◆ DATA EXCERPTS
+===+
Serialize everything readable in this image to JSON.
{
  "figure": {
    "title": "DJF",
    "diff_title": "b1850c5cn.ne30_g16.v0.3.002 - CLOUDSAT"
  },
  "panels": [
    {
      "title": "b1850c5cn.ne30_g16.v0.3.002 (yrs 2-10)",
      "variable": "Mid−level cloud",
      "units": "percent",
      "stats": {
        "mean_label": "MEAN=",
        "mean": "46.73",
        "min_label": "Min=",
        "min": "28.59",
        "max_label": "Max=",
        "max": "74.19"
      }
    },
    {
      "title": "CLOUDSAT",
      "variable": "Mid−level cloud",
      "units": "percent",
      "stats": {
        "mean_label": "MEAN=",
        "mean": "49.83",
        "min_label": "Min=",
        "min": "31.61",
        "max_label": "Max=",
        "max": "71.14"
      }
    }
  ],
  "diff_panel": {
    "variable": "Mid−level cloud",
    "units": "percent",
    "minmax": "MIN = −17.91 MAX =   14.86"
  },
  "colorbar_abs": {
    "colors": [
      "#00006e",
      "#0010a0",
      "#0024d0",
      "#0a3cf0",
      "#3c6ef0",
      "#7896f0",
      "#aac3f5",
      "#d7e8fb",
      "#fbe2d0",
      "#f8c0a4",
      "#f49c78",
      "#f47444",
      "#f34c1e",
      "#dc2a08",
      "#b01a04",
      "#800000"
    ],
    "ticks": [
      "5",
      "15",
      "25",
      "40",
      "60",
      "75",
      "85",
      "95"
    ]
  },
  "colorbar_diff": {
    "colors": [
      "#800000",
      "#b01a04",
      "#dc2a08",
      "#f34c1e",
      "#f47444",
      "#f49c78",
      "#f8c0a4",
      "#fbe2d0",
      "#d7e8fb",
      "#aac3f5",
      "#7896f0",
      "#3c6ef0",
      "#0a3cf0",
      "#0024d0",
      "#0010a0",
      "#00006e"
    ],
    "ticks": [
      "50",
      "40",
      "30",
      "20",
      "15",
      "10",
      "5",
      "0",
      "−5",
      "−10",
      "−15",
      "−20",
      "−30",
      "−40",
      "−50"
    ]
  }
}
+===+
◆ WHAT YOU ARE ASKED TO DO
Repeat every entry word for word.

◆ THE RESPONSE
Serialize everything readable in this image to JSON.
{
  "figure": {
    "title": "DJF",
    "diff_title": "b1850c5cn.ne30_g16.v0.3.002 - CLOUDSAT"
  },
  "panels": [
    {
      "title": "b1850c5cn.ne30_g16.v0.3.002 (yrs 2-10)",
      "variable": "Mid−level cloud",
      "units": "percent",
      "stats": {
        "mean_label": "MEAN=",
        "mean": "46.73",
        "min_label": "Min=",
        "min": "28.59",
        "max_label": "Max=",
        "max": "74.19"
      }
    },
    {
      "title": "CLOUDSAT",
      "variable": "Mid−level cloud",
      "units": "percent",
      "stats": {
        "mean_label": "MEAN=",
        "mean": "49.83",
        "min_label": "Min=",
        "min": "31.61",
        "max_label": "Max=",
        "max": "71.14"
      }
    }
  ],
  "diff_panel": {
    "variable": "Mid−level cloud",
    "units": "percent",
    "minmax": "MIN = −17.91 MAX =   14.86"
  },
  "colorbar_abs": {
    "colors": [
      "#00006e",
      "#0010a0",
      "#0024d0",
      "#0a3cf0",
      "#3c6ef0",
      "#7896f0",
      "#aac3f5",
      "#d7e8fb",
      "#fbe2d0",
      "#f8c0a4",
      "#f49c78",
      "#f47444",
      "#f34c1e",
      "#dc2a08",
      "#b01a04",
      "#800000"
    ],
    "ticks": [
      "5",
      "15",
      "25",
      "40",
      "60",
      "75",
      "85",
      "95"
    ]
  },
  "colorbar_diff": {
    "colors": [
      "#800000",
      "#b01a04",
      "#dc2a08",
      "#f34c1e",
      "#f47444",
      "#f49c78",
      "#f8c0a4",
      "#fbe2d0",
      "#d7e8fb",
      "#aac3f5",
      "#7896f0",
      "#3c6ef0",
      "#0a3cf0",
      "#0024d0",
      "#0010a0",
      "#00006e"
    ],
    "ticks": [
      "50",
      "40",
      "30",
      "20",
      "15",
      "10",
      "5",
      "0",
      "−5",
      "−10",
      "−15",
      "−20",
      "−30",
      "−40",
      "−50"
    ]
  }
}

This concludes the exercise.